SOURCE DOCUMENT section start

Summary
We covered much ground. Let's review some of the key messages.
What are data categories?
Data fall into several conceptual categories. The most common are:
- Continuous data (numbers).
- Categorical data that has no order.
- Ordinal data, which can be treated as numbers or ordered categories.
Computers store data as distinct types, and we usually try to match the datatype to the specific data. For example, to store continuous data, floating-point numbers work best because floating-point numbers allow the storage of fractions. By contrast, categorical data often arrive as strings (text) and must be converted to one-hot vectors for the computer to understand them properly.
What makes a good dataset?
We learned that a dataset is helpful if:
- It contains relevant information.
- It's complete.
- It's a good representation of the population (real-world).
If we must deal with incomplete data, we can take steps to make sure that incomplete data doesn't cause significant issues. When doing so, we must avoid introduction of new issues, such as changes that would make the data no longer representative.
Thinking about data
We showed how data visualization can help to build an understanding of what might be useful in a model. Use of different types of graphs, colors, and the like can be fun and make complex information much more intuitive.
We learned that understanding our data lets us make better decisions about our models. In the final exercise, we improved our model as we explored the count of cabins on the Titanic, and we considered how this information helped us. Yet overall, we found that we could improve this through simplification into nine Deck labels.

SOURCE DOCUMENT section end
EXTRACTED INFORMATION section start

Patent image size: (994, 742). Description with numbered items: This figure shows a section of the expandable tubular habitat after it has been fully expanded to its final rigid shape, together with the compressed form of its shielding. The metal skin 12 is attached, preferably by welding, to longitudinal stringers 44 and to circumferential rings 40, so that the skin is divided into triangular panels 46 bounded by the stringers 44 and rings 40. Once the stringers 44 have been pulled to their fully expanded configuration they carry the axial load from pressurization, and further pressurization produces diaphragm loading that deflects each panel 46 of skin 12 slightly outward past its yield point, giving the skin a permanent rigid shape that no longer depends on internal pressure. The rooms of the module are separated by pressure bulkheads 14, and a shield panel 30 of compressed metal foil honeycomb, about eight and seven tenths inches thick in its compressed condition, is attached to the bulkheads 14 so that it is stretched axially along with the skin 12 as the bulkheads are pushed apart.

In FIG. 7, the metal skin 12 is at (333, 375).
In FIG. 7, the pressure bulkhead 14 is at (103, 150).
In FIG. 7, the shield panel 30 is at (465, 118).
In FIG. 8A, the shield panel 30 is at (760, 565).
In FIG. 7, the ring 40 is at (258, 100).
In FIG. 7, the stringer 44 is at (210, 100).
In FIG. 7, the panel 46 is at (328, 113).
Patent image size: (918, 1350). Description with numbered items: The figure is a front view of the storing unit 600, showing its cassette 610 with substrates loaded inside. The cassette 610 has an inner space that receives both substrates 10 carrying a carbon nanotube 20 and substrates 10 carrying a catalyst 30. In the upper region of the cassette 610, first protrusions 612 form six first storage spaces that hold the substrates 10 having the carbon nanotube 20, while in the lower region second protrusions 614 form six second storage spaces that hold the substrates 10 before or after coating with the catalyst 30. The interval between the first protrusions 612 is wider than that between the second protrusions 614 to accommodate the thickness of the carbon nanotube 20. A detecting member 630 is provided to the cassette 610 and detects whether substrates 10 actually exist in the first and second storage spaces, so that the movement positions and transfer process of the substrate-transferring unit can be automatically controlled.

EXTRACTED INFORMATION section end

◆ **WHAT TO DO**:
(1) Decide whether each statement agrees with the summary: (a) floating-point numbers suit continuous data because they can store fractions; (b) categorical data has an order; (c) the final exercise simplified the data into ten Deck labels. For each, answer yes or no and quote the words of the summary that decide it.
(2) Write out the summary between "What makes a" and "much more intuitive.", inclusive, switching "incomplete data" to "missing data".
These records have no connection to the summary.

◆ **ANSWERS TO THE TASKS**:
(1)
(a) Yes: "floating-point numbers allow the storage of fractions"
(b) No: "Categorical data that has no order."
(c) No: "simplification into nine Deck labels"

(2)
What makes a good dataset?
We learned that a dataset is helpful if:
- It contains relevant information.
- It's complete.
- It's a good representation of the population (real-world).
If we must deal with missing data, we can take steps to make sure that missing data doesn't cause significant issues. When doing so, we must avoid introduction of new issues, such as changes that would make the data no longer representative.
Thinking about data
We showed how data visualization can help to build an understanding of what might be useful in a model. Use of different types of graphs, colors, and the like can be fun and make complex information much more intuitive.